— START OF EXCERPT PROVIDED —
United States District Court, E.D. Kentucky, Southern Division, London

February 27, 2014

ROGER L. BLANKEN, PLAINTIFF,
v.
KENTUCKY HIGHLANDS INVESTMENT CORPORATION, et al., DEFENDANTS

MEMORANDUM OPINION & ORDER

DAVID L. BUNNING, District Judge.

I. INTRODUCTION

This matter is before the Court on Defendants' Motion to Dismiss, (Doc. #9). Plaintiff's claims depend on his allegedly superior interest in a piece of property. In their various filings, Defendants have argued, sometimes persuasively so, that Plaintiff possessed, at most, a claim inferior to that possessed by Defendants. If that is true, Plaintiff's have no valid claims to the property in dispute.

For the reasons stated below, the Court accepts some, but not all, of the arguments advanced in Defendants' filings. Accordingly, Defendants' Motion (Doc. # 9) will be granted in part and denied in part.

II. FACTUAL BACKGROUND

This case revolves around a "roll forming machine"-characterized in Plaintiff's filings as the "Blanken equipment" and in Defendants' as a "Roll Former." (Doc. #14-1, at 2; Doc. #16, at 1). A roll forming machine is a large piece of manufacturing equipment which bends long pieces of metal into various shapes and sizes depending on the commercial need. The equipment is expensive. In the present matter, the roll forming machine in question has a value of approximately $750, 000. (Doc. #14-1, at 9).

In 1999, LEEP, Inc. purchased a roll former with financing provided by Wells Fargo. (Doc. #18-1). Though the financing agreement is structured as a traditional lease, with Wells Fargo owning the equipment and LEEP renting it, the lease agreement contained a provision that allowed LEEP to purchase the roll former at the end of the lease term for only $1. (Doc. #18-1, at 4). In their Motion to Dismiss, Defendants correctly argue that this kind of a sham lease is considered a traditional secured agreement under the Uniform Commercial Code. (Doc. #9, at 4). Plaintiff admitted as much in his response. ( See Doc. #14-1 at 7) ("Wells Fargo possessed a perfected security interest in the Blanken Equipment."). Thus, LEEP purchased a roll former, Wells Fargo financed the purchase, and Wells Fargo filed a financing statement on September 21, 1999. (Doc. #18-3, at 45). LEEP had possession of the roll former for many years and used it in the course of business.

On July 29, 2004, LEEP entered into a financing agreement with Fortress Credit Corp. (Doc. # 1-7). That agreement gave Fortress a security interest in LEEP's assets, including its equipment. (Doc. #1-7). Notably, the agreement defined property excluded from the agreement as "any contract, lease, license, or other agreement" that contained provisions restricting assignability. (Doc. #1-7, at 7).
— END OF EXCERPT PROVIDED —
— START OF DATASET CONTENT —
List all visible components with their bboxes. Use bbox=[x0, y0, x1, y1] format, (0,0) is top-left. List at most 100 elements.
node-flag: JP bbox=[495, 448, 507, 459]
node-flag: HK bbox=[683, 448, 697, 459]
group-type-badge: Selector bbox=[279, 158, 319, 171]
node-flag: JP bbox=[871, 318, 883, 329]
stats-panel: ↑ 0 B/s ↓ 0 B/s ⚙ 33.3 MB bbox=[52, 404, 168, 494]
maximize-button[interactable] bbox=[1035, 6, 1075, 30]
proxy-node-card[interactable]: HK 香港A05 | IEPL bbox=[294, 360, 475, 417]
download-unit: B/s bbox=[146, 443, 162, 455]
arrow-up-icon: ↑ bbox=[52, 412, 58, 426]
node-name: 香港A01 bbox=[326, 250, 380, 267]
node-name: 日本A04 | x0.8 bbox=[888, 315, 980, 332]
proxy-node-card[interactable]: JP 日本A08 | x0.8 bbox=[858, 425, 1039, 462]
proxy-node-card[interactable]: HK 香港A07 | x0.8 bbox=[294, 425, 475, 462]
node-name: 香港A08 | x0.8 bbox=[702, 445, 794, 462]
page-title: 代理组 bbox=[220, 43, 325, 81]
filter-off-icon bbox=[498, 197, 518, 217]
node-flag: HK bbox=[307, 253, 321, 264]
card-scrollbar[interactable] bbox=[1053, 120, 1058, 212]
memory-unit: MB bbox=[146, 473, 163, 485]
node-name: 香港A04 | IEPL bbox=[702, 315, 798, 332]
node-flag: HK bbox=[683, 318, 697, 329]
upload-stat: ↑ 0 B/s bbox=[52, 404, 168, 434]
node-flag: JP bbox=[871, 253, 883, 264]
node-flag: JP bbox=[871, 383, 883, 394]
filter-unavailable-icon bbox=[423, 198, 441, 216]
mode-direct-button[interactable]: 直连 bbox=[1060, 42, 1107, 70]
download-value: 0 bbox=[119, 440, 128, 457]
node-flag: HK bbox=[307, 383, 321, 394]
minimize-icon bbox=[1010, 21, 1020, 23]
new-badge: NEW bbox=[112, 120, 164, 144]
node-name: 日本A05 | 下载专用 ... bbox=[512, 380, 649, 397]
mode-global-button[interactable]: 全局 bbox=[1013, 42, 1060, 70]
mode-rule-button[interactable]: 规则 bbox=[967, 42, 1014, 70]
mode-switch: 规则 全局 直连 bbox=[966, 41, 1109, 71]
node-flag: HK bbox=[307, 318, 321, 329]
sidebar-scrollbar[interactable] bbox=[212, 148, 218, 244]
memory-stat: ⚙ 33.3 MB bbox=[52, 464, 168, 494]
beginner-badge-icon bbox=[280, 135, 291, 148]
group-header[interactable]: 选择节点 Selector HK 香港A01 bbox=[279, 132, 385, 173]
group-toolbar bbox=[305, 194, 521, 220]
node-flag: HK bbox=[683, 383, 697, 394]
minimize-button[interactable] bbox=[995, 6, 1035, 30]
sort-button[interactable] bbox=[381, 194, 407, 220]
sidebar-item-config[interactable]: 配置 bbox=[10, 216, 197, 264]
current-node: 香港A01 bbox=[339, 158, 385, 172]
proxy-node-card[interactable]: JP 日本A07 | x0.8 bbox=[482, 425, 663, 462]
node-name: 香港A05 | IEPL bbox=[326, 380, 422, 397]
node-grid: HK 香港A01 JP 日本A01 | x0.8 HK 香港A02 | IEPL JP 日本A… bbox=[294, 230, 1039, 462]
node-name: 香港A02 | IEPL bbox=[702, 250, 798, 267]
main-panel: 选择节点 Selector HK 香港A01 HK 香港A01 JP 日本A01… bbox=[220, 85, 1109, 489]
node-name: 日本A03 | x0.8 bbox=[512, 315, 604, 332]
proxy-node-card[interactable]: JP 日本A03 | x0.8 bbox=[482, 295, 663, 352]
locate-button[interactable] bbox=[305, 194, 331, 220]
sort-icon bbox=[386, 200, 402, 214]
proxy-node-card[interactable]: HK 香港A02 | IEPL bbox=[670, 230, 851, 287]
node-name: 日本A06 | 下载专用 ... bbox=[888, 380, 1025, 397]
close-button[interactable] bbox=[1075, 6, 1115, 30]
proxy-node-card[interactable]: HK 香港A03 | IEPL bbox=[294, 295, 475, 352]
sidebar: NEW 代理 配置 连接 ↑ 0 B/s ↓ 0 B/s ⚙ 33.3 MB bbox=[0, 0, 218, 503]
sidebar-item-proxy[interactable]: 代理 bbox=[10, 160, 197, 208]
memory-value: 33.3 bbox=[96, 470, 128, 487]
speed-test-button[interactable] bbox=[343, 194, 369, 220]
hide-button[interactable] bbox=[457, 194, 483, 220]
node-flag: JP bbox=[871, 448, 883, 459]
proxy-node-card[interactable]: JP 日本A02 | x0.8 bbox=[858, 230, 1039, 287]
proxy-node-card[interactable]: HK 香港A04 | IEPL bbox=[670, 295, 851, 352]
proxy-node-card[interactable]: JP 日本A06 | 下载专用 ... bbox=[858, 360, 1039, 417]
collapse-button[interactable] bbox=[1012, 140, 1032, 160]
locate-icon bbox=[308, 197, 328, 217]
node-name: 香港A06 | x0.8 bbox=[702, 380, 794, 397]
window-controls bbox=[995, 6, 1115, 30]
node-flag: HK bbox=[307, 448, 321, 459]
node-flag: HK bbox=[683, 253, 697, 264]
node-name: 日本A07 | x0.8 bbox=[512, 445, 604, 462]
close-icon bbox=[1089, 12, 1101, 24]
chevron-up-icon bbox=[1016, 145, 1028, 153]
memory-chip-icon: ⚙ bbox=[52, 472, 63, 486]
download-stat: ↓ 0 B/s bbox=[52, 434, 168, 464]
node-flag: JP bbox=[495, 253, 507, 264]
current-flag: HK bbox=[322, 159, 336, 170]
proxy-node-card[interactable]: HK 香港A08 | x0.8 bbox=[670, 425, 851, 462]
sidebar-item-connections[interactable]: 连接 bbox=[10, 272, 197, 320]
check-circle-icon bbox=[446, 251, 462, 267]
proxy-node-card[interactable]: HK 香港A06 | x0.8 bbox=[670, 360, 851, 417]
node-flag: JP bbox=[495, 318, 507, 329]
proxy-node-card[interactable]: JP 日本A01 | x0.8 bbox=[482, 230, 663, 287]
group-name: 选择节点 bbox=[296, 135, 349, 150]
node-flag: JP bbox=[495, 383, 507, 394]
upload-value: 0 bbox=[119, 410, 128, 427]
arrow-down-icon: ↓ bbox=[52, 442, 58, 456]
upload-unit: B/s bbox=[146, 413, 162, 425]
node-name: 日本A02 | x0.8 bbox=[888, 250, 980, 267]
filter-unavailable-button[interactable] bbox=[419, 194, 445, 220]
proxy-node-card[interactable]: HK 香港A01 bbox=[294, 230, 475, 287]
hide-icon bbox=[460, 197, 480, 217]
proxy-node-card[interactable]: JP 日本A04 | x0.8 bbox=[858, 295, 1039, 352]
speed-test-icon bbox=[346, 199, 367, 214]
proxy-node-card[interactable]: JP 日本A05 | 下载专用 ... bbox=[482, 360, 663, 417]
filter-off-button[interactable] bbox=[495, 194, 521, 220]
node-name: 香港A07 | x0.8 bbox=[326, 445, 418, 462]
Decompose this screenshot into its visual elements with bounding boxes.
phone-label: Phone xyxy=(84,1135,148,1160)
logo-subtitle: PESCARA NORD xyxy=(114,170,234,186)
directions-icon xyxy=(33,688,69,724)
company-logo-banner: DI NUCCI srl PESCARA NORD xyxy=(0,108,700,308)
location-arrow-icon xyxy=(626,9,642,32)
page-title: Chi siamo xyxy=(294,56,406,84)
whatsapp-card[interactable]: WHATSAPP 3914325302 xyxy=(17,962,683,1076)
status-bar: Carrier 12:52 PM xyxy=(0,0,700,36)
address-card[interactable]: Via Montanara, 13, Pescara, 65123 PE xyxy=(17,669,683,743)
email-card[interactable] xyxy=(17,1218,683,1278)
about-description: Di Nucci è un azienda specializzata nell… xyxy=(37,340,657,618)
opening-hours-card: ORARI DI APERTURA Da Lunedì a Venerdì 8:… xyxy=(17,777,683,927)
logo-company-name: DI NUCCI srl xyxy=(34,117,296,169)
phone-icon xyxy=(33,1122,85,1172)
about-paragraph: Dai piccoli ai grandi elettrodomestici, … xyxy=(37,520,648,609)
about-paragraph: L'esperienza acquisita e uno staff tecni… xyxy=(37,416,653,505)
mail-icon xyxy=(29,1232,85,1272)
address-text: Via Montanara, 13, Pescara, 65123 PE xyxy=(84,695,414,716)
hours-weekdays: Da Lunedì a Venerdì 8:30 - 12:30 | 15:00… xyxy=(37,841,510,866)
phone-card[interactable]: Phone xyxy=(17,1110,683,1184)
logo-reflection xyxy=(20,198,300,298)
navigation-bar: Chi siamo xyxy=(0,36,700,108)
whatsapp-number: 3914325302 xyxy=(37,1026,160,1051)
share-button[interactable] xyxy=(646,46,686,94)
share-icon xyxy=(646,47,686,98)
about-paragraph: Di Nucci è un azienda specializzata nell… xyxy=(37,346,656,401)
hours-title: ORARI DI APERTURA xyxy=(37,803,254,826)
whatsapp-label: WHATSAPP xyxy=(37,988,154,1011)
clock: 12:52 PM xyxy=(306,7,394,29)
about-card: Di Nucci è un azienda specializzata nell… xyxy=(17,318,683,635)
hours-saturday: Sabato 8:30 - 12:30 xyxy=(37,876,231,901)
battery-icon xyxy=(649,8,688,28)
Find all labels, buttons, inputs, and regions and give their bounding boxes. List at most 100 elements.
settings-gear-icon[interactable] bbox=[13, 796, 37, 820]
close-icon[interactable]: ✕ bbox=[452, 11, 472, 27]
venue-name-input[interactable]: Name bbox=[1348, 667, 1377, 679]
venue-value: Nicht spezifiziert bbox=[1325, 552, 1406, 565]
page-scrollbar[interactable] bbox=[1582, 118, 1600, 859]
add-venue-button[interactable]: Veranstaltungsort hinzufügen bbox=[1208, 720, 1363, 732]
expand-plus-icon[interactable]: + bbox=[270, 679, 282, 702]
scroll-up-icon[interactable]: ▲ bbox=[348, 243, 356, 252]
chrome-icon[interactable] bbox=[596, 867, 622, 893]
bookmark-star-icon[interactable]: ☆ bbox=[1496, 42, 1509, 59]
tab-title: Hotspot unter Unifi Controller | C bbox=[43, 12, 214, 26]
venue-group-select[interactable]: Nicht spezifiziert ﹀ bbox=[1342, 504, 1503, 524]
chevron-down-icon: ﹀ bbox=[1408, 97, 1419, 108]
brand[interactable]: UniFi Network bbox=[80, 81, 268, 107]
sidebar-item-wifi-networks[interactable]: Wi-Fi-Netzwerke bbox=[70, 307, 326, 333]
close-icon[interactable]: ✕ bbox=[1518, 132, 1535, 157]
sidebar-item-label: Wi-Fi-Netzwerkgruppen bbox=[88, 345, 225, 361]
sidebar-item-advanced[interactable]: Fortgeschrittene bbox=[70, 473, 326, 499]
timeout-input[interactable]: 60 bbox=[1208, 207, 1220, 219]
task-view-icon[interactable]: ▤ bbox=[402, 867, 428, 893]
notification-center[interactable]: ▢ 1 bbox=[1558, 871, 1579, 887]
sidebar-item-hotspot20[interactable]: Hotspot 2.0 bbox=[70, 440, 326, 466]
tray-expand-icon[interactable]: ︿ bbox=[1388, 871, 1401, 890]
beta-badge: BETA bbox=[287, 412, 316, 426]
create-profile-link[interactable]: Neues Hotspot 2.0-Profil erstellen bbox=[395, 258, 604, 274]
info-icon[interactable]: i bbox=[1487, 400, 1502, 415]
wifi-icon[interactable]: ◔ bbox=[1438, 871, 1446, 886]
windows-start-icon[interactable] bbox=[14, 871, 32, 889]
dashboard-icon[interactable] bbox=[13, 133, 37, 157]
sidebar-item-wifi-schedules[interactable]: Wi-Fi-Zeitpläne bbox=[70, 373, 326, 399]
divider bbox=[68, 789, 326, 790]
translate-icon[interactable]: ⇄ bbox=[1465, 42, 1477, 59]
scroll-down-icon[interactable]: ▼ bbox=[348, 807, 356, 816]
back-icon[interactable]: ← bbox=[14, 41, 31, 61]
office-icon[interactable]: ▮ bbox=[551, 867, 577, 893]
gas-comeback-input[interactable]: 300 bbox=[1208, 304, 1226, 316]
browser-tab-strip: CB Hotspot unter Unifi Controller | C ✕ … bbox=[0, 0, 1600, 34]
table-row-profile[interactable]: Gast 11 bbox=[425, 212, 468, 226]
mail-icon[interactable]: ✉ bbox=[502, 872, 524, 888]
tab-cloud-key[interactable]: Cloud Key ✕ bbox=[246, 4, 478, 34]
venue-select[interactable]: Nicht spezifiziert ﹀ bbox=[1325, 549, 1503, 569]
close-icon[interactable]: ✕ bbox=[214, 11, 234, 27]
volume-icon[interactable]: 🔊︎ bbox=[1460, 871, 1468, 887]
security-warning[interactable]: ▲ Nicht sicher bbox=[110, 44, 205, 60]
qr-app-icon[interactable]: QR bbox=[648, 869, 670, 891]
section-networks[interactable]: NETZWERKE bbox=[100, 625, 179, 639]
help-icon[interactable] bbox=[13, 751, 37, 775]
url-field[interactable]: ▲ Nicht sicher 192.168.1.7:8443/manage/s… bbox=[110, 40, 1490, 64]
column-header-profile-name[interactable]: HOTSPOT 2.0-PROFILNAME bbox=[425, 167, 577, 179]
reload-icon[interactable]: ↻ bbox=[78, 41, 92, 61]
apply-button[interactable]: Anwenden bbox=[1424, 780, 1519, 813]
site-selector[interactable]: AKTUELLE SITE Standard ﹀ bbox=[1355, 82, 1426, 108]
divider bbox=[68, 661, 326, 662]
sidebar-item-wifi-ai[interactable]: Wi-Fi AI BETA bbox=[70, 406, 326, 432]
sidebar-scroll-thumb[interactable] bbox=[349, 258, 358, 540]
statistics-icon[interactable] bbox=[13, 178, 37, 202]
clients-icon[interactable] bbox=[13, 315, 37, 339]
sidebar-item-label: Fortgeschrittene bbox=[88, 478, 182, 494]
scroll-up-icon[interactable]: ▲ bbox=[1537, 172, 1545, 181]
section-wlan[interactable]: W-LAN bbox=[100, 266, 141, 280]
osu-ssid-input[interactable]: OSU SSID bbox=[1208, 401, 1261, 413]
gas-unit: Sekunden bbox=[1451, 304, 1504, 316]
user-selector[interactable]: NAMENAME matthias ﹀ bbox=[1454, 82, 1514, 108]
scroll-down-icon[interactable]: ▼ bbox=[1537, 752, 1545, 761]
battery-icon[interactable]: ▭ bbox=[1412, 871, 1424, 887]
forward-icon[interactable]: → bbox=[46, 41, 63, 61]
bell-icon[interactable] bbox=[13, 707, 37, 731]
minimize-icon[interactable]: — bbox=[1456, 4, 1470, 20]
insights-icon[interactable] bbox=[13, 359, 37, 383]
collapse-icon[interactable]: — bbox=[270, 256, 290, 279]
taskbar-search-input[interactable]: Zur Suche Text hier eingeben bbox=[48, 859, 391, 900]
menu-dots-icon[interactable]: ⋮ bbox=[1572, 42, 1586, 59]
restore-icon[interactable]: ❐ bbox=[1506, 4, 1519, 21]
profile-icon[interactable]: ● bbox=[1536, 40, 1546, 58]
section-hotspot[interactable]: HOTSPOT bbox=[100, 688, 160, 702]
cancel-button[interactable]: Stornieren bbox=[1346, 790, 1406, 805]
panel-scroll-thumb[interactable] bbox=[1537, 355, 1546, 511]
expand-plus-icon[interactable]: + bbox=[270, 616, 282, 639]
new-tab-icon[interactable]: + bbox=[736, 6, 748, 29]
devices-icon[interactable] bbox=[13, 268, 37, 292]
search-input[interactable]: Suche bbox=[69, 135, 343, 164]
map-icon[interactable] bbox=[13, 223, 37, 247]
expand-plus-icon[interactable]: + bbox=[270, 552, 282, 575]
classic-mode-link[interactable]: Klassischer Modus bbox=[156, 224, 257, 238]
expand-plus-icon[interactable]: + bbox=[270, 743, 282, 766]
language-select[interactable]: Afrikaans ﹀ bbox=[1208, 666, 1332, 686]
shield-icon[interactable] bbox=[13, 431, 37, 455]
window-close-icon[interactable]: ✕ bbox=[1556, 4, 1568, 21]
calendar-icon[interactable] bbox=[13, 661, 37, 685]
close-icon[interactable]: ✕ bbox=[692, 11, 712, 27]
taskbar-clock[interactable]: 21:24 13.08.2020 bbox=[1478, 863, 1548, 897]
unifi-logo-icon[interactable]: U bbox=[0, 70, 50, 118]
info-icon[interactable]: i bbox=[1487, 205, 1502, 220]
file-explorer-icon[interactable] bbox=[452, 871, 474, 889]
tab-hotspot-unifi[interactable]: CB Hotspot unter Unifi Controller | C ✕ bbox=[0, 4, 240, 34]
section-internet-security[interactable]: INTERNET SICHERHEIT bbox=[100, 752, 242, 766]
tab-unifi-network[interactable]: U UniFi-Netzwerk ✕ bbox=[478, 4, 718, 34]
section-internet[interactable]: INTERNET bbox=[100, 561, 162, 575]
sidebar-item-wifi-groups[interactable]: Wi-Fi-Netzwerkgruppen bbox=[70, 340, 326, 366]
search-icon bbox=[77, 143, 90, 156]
— END OF DATASET CONTENT —
[JOB A] Please say whether each statement agrees with the court opinion, answering yes or no and quoting the deciding words: (i) Wells Fargo filed a financing statement in 1999; (ii) LEEP could buy the roll former at the end of the lease term for $100; (iii) the Court grants Defendants' motion in full.
[JOB B] Resume the court opinion about the roll forming machine from the point where it stops.
The material is separate from the court opinion.

[EXERCISE OUTPUT A]
(i) Yes: "Wells Fargo filed a financing statement on September 21, 1999."
(ii) No: "allowed LEEP to purchase the roll former at the end of the lease term for only $1."
(iii) No: "Defendants' Motion (Doc. # 9) will be granted in part and denied in part."

[EXERCISE OUTPUT B]
As early as August 2004, LEEP began to fall behind on its payments to Wells Fargo. Shortly thereafter, Wells Fargo filed another financing statement in Oregon to maintain its perfected security interest. (Doc. #1-8). The record indicates that some efforts were made to adjust or delay the lease payments over the next few years. Yet in an April 21, 2008 letter, Wells Fargo notified LEEP that it had defaulted on its roll former payments. (Doc. #18-5, at 24). A few weeks later, on May 8, Wells Fargo sued LEEP in the Middle District of Pennsylvania for breach of contract. (Doc. #18-4). Wells Fargo settled with LEEP on August 8, 2008 on the condition that LEEP pay Wells Fargo $125, 000 within ninety days of settling; the agreement ("the agreement") also provided that if LEEP did not pay Wells Fargo, the district court would enter a consent judgment against LEEP. (Doc. #18-5, at 32-35).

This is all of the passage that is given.